Data in this exercise:
>> BEGIN

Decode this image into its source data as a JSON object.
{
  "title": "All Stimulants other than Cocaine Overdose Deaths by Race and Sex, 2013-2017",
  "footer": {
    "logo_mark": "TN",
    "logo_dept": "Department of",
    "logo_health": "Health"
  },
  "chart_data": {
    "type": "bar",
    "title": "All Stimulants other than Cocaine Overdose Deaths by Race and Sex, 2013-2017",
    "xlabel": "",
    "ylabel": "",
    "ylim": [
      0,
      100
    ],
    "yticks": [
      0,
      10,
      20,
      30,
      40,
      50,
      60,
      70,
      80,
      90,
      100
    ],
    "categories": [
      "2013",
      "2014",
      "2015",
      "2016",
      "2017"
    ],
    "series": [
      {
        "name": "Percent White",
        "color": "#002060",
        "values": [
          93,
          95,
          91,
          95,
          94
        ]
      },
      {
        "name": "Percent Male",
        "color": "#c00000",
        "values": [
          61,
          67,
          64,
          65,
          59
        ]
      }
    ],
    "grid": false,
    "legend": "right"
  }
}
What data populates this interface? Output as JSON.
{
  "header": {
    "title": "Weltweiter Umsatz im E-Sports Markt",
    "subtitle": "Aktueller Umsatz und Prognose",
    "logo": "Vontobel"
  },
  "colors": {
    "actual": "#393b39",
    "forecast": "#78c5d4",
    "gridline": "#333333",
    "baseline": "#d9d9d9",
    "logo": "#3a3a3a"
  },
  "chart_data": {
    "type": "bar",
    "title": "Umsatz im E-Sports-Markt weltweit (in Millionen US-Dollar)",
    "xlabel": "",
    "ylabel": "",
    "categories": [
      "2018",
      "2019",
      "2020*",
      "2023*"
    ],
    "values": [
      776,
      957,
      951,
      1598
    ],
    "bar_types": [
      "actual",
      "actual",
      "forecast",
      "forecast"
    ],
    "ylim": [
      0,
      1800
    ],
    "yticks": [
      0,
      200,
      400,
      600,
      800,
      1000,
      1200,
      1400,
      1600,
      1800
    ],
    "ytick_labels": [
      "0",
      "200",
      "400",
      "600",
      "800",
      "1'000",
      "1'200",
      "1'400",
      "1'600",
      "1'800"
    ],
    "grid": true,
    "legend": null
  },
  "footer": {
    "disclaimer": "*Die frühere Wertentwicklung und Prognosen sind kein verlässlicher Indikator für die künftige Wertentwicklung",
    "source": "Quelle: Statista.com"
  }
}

>> END

Pull out all lines containing "name".

        "name": "Percent White",
        "name": "Percent Male",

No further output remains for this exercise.